#### EXERCISE PROMPT
Exactly as they appear, output all of the records. Skip any images.

## start

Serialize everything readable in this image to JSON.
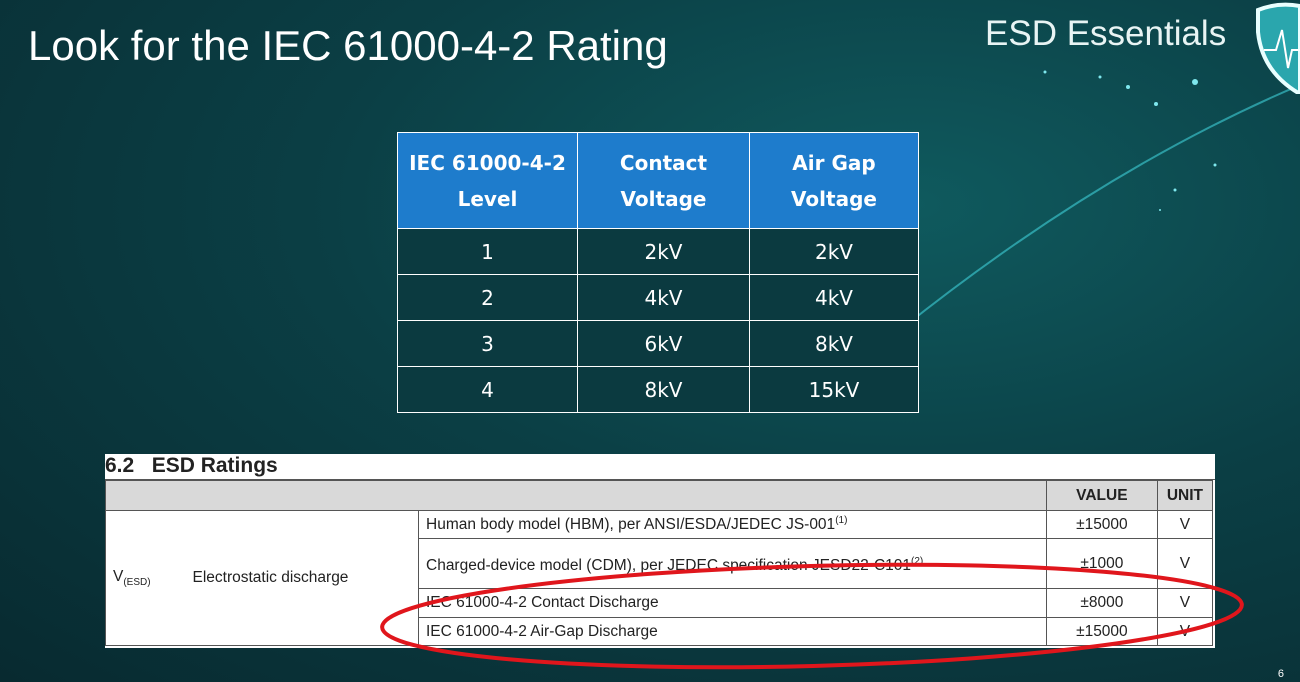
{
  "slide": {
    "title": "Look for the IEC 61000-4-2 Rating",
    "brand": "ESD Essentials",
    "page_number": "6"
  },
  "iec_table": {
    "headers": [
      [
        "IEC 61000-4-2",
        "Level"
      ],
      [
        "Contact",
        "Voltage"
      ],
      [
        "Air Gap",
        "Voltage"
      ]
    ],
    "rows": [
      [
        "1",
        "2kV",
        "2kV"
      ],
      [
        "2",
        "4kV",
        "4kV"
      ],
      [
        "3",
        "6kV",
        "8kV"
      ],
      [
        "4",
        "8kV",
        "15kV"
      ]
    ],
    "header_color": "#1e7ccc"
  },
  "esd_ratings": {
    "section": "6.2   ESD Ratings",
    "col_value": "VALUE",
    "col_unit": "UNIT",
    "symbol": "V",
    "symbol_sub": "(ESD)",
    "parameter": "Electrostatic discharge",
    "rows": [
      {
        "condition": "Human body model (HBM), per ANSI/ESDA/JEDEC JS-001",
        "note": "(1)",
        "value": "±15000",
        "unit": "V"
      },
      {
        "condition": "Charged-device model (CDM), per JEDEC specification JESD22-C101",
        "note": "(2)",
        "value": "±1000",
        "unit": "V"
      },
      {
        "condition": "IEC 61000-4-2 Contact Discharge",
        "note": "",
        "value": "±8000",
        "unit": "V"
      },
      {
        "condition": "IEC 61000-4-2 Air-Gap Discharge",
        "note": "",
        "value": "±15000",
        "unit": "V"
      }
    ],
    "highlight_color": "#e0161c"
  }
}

## end

#### RESPONSE
Serialize everything readable in this image to JSON.
{
  "slide": {
    "title": "Look for the IEC 61000-4-2 Rating",
    "brand": "ESD Essentials",
    "page_number": "6"
  },
  "iec_table": {
    "headers": [
      [
        "IEC 61000-4-2",
        "Level"
      ],
      [
        "Contact",
        "Voltage"
      ],
      [
        "Air Gap",
        "Voltage"
      ]
    ],
    "rows": [
      [
        "1",
        "2kV",
        "2kV"
      ],
      [
        "2",
        "4kV",
        "4kV"
      ],
      [
        "3",
        "6kV",
        "8kV"
      ],
      [
        "4",
        "8kV",
        "15kV"
      ]
    ],
    "header_color": "#1e7ccc"
  },
  "esd_ratings": {
    "section": "6.2   ESD Ratings",
    "col_value": "VALUE",
    "col_unit": "UNIT",
    "symbol": "V",
    "symbol_sub": "(ESD)",
    "parameter": "Electrostatic discharge",
    "rows": [
      {
        "condition": "Human body model (HBM), per ANSI/ESDA/JEDEC JS-001",
        "note": "(1)",
        "value": "±15000",
        "unit": "V"
      },
      {
        "condition": "Charged-device model (CDM), per JEDEC specification JESD22-C101",
        "note": "(2)",
        "value": "±1000",
        "unit": "V"
      },
      {
        "condition": "IEC 61000-4-2 Contact Discharge",
        "note": "",
        "value": "±8000",
        "unit": "V"
      },
      {
        "condition": "IEC 61000-4-2 Air-Gap Discharge",
        "note": "",
        "value": "±15000",
        "unit": "V"
      }
    ],
    "highlight_color": "#e0161c"
  }
}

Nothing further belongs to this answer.